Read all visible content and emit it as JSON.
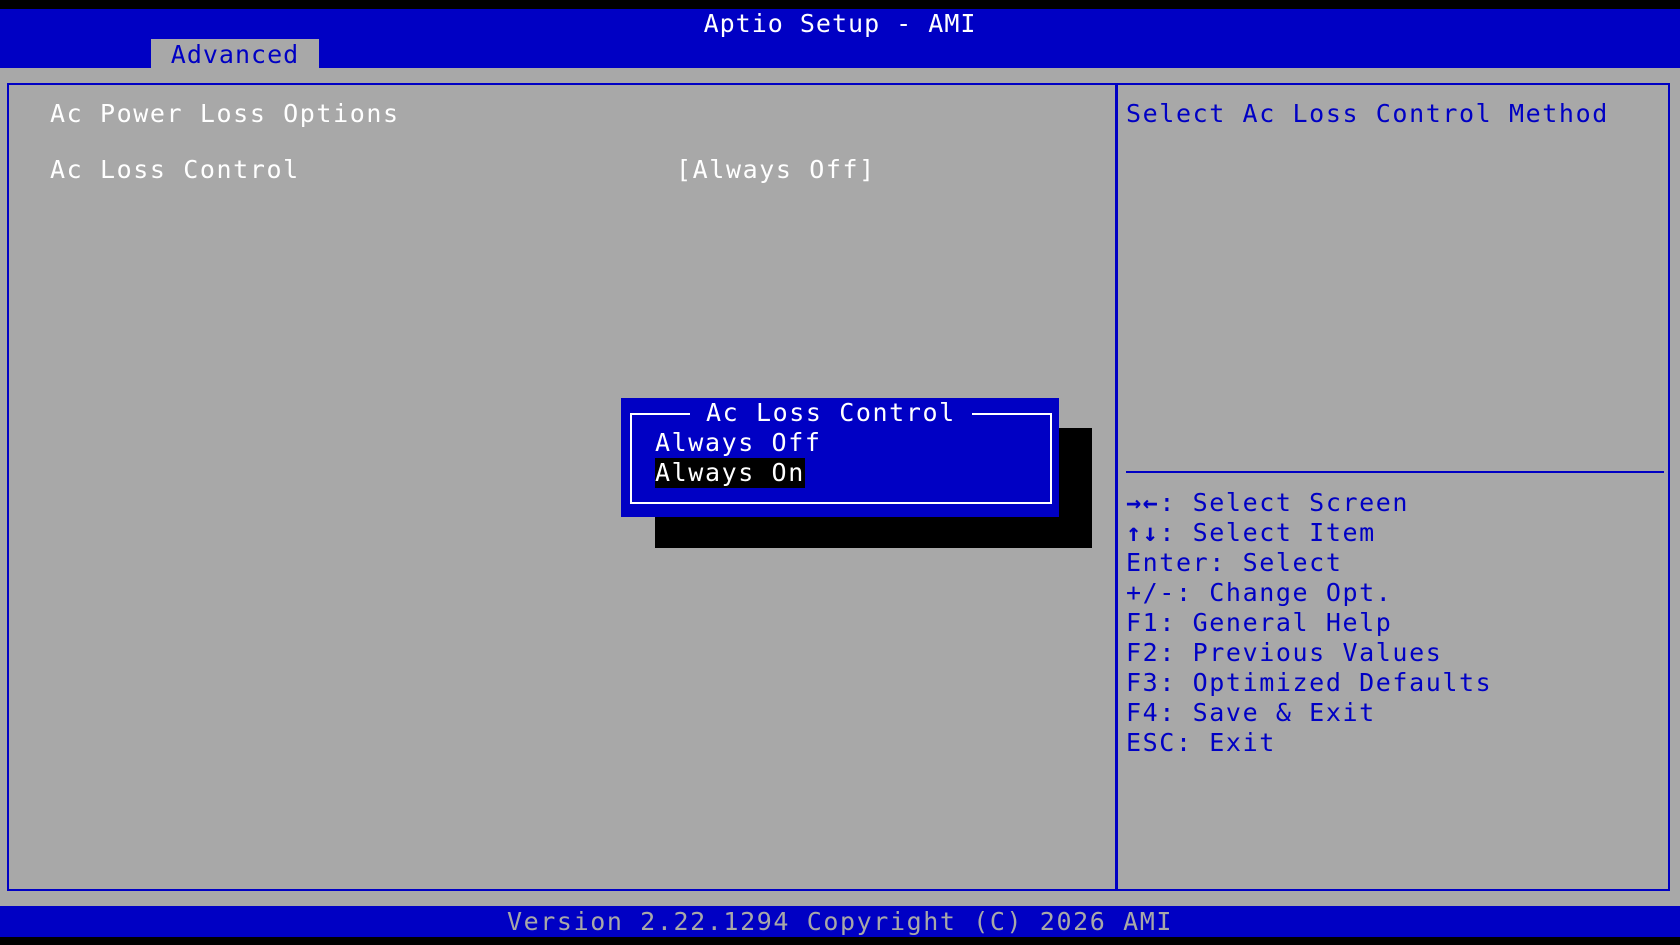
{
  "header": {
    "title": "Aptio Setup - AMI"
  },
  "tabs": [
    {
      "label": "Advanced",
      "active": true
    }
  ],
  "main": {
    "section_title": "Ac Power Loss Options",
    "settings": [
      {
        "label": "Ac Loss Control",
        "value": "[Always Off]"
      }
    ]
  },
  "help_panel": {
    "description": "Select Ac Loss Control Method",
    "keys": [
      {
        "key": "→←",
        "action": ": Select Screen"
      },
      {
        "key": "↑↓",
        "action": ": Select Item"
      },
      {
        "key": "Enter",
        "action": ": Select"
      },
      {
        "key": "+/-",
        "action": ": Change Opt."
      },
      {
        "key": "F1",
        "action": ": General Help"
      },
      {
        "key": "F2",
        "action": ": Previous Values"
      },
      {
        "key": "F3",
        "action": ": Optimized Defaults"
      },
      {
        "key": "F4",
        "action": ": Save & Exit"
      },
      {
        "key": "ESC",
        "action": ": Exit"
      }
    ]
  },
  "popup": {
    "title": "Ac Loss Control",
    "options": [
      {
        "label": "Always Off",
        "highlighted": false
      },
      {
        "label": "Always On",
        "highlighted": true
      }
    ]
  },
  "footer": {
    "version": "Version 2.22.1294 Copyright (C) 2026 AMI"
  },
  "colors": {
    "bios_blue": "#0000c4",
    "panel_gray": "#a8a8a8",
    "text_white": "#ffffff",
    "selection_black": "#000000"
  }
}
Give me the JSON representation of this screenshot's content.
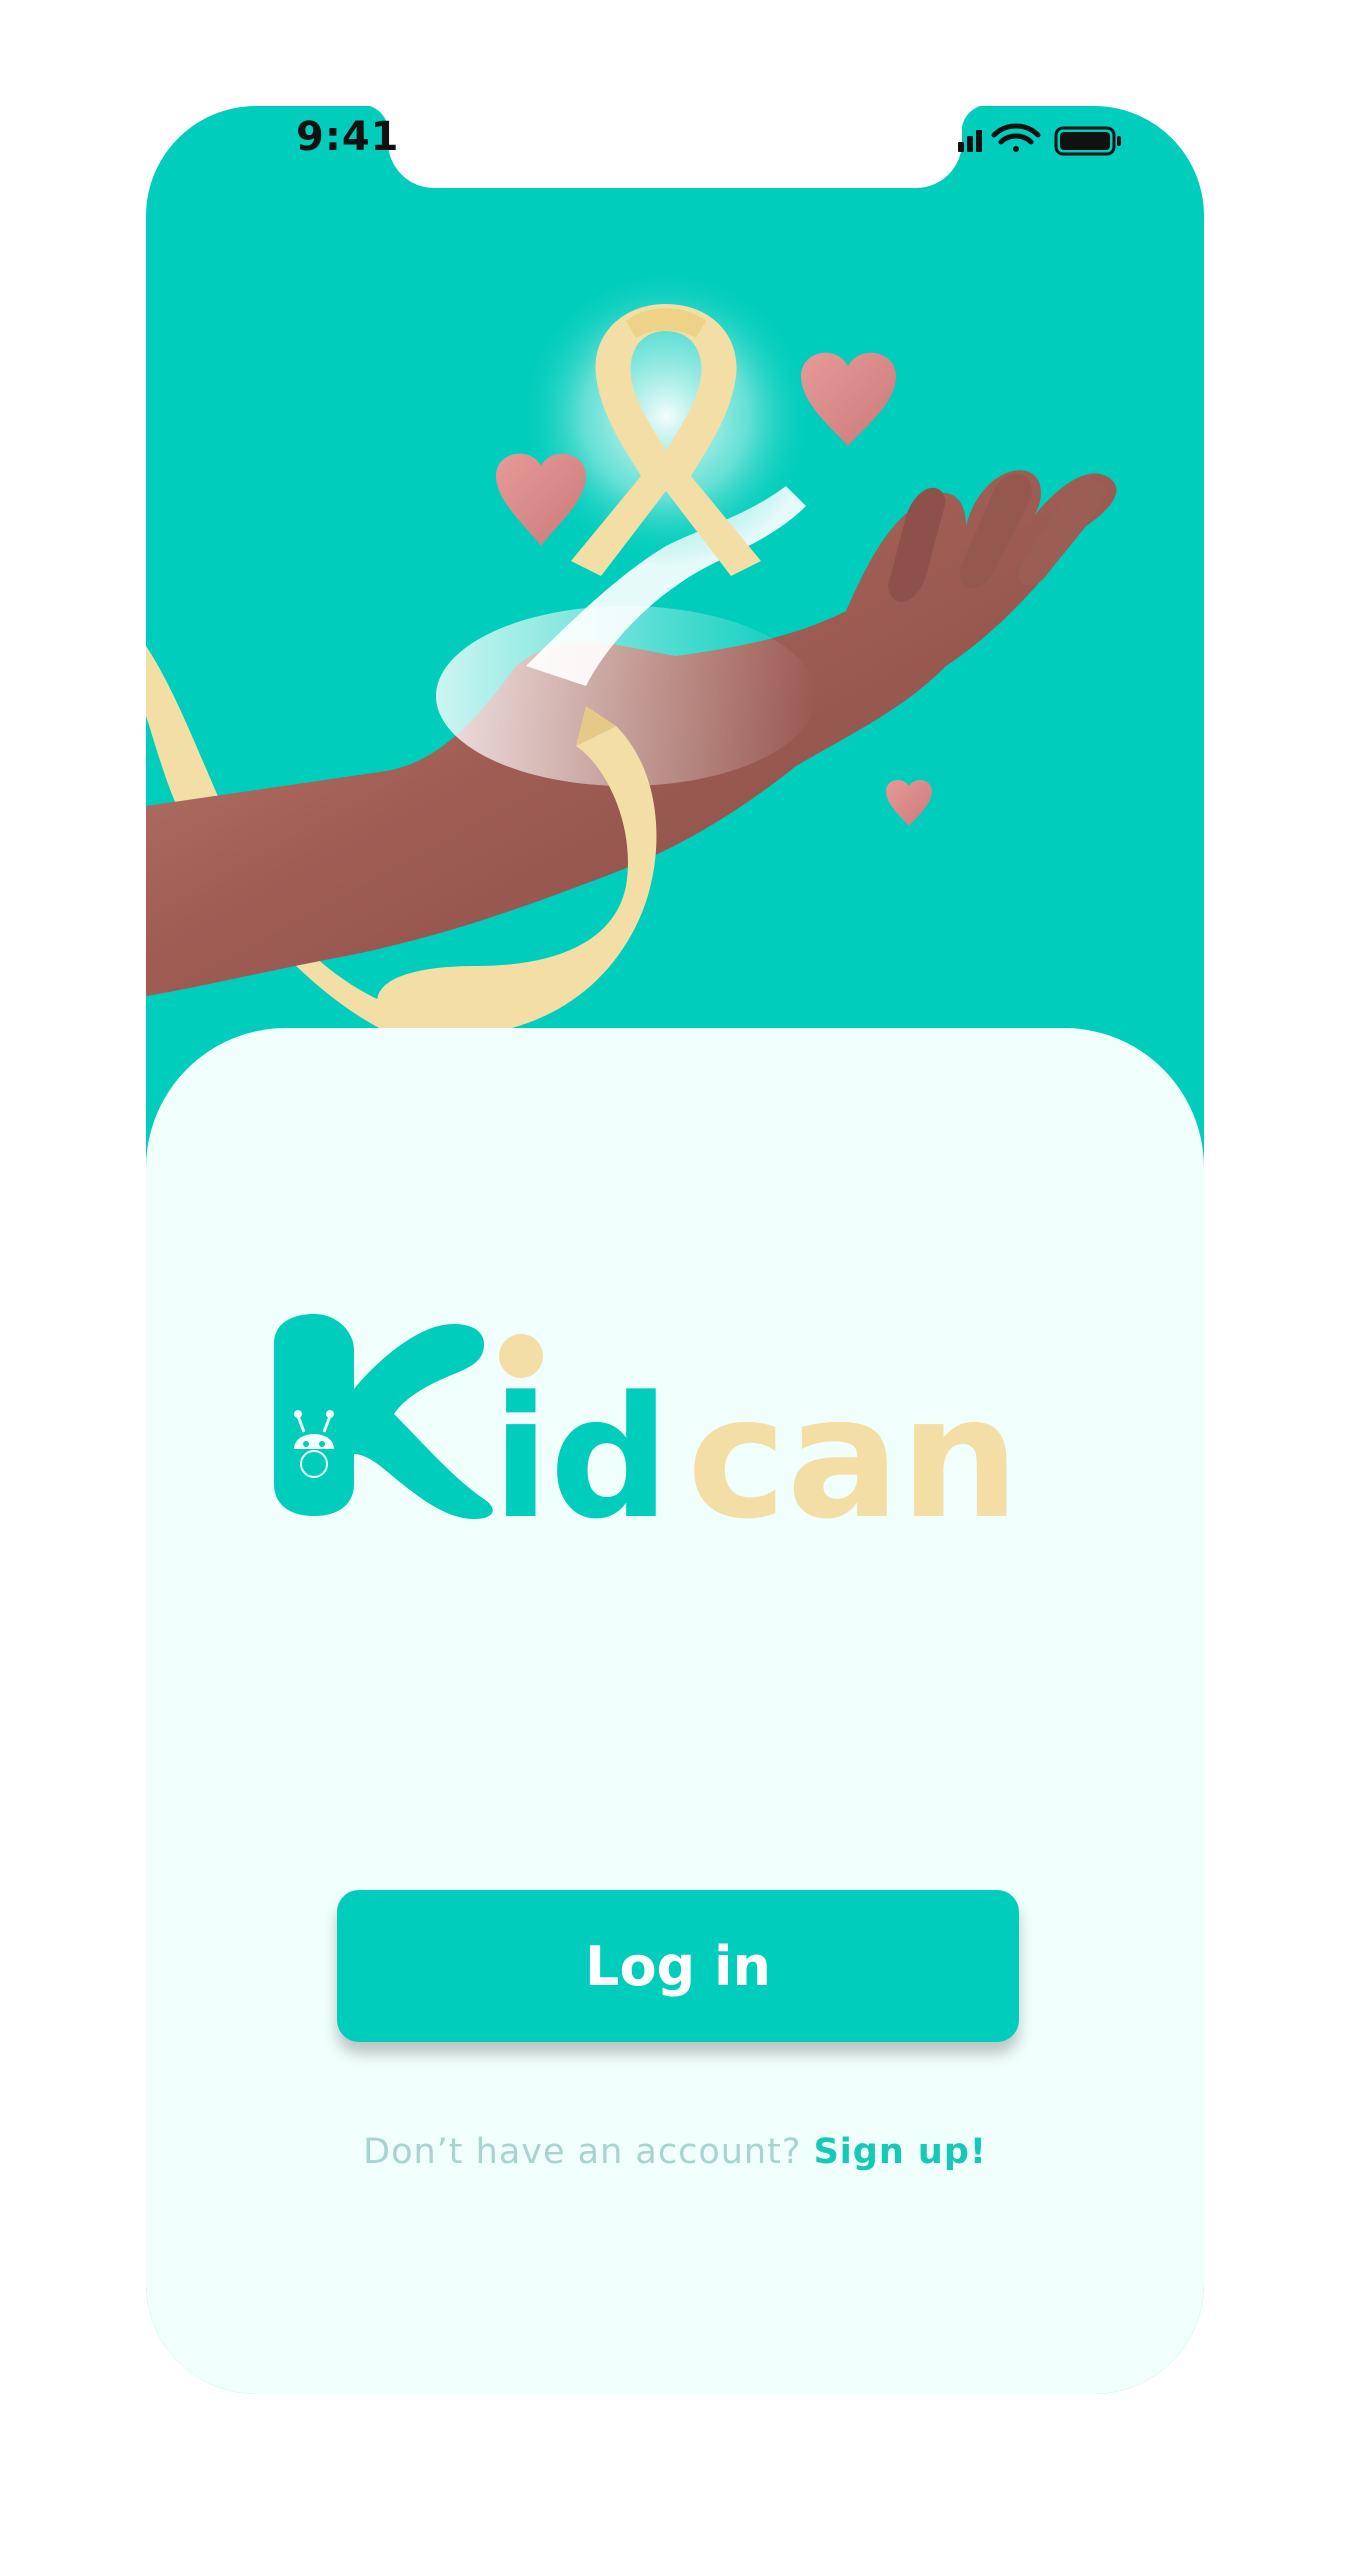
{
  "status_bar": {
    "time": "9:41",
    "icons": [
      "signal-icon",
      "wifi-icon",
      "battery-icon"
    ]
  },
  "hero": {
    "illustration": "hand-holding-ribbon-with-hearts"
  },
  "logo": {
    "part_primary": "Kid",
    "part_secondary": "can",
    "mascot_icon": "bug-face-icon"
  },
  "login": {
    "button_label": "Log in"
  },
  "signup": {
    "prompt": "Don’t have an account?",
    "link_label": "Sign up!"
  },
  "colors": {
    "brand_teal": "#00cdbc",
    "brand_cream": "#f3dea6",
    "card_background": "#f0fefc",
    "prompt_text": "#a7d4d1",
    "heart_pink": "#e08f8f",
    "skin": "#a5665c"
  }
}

------------

_PROBLEM TO SOLVE_.
Give the entries again without a single change, but with no pictures.

_THE ANSWER_.
Read all visible content and emit it as JSON.
{
  "header": {
    "title": "Aptio Setup - AMI"
  },
  "tabs": [
    {
      "label": "Advanced",
      "active": true
    }
  ],
  "main": {
    "section_title": "Ac Power Loss Options",
    "settings": [
      {
        "label": "Ac Loss Control",
        "value": "[Always Off]"
      }
    ]
  },
  "help_panel": {
    "description": "Select Ac Loss Control Method",
    "keys": [
      {
        "key": "→←",
        "action": ": Select Screen"
      },
      {
        "key": "↑↓",
        "action": ": Select Item"
      },
      {
        "key": "Enter",
        "action": ": Select"
      },
      {
        "key": "+/-",
        "action": ": Change Opt."
      },
      {
        "key": "F1",
        "action": ": General Help"
      },
      {
        "key": "F2",
        "action": ": Previous Values"
      },
      {
        "key": "F3",
        "action": ": Optimized Defaults"
      },
      {
        "key": "F4",
        "action": ": Save & Exit"
      },
      {
        "key": "ESC",
        "action": ": Exit"
      }
    ]
  },
  "popup": {
    "title": "Ac Loss Control",
    "options": [
      {
        "label": "Always Off",
        "highlighted": false
      },
      {
        "label": "Always On",
        "highlighted": true
      }
    ]
  },
  "footer": {
    "version": "Version 2.22.1294 Copyright (C) 2026 AMI"
  },
  "colors": {
    "bios_blue": "#0000c4",
    "panel_gray": "#a8a8a8",
    "text_white": "#ffffff",
    "selection_black": "#000000"
  }
}
Give me the JSON representation of this screenshot's content.
{
  "status_bar": {
    "time": "9:41",
    "icons": [
      "signal-icon",
      "wifi-icon",
      "battery-icon"
    ]
  },
  "hero": {
    "illustration": "hand-holding-ribbon-with-hearts"
  },
  "logo": {
    "part_primary": "Kid",
    "part_secondary": "can",
    "mascot_icon": "bug-face-icon"
  },
  "login": {
    "button_label": "Log in"
  },
  "signup": {
    "prompt": "Don’t have an account?",
    "link_label": "Sign up!"
  },
  "colors": {
    "brand_teal": "#00cdbc",
    "brand_cream": "#f3dea6",
    "card_background": "#f0fefc",
    "prompt_text": "#a7d4d1",
    "heart_pink": "#e08f8f",
    "skin": "#a5665c"
  }
}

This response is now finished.